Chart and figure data
***
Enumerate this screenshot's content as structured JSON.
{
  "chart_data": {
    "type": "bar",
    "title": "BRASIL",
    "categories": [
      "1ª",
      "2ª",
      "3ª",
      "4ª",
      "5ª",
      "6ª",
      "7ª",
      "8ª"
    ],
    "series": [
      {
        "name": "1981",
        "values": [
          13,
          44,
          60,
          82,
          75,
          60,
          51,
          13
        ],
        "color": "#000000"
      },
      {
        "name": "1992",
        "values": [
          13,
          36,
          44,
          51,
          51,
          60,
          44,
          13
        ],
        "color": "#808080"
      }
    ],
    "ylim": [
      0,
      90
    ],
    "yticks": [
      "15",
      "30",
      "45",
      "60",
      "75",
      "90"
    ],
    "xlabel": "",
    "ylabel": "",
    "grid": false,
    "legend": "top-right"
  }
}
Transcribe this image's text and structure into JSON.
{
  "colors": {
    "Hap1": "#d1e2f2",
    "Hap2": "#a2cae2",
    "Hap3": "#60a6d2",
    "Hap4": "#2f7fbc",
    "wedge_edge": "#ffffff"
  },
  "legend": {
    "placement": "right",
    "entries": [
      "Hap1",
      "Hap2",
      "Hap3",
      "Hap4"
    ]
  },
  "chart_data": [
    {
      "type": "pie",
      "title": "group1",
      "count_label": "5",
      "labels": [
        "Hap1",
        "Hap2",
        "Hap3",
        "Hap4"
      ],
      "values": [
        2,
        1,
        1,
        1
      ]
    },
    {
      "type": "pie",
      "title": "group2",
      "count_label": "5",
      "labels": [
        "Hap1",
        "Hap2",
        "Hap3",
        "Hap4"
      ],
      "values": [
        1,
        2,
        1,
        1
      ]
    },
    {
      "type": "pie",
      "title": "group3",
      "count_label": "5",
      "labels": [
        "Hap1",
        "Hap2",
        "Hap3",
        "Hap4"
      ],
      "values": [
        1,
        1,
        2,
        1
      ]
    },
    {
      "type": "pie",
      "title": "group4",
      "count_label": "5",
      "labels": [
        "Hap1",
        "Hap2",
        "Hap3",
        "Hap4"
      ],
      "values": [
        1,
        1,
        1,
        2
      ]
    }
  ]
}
***
◆ What needs to be done
In the records above, locate each line with the word "title". Copy all such lines.

◆ Solved exercise
    "title": "BRASIL",
      "title": "group1",
      "title": "group2",
      "title": "group3",
      "title": "group4",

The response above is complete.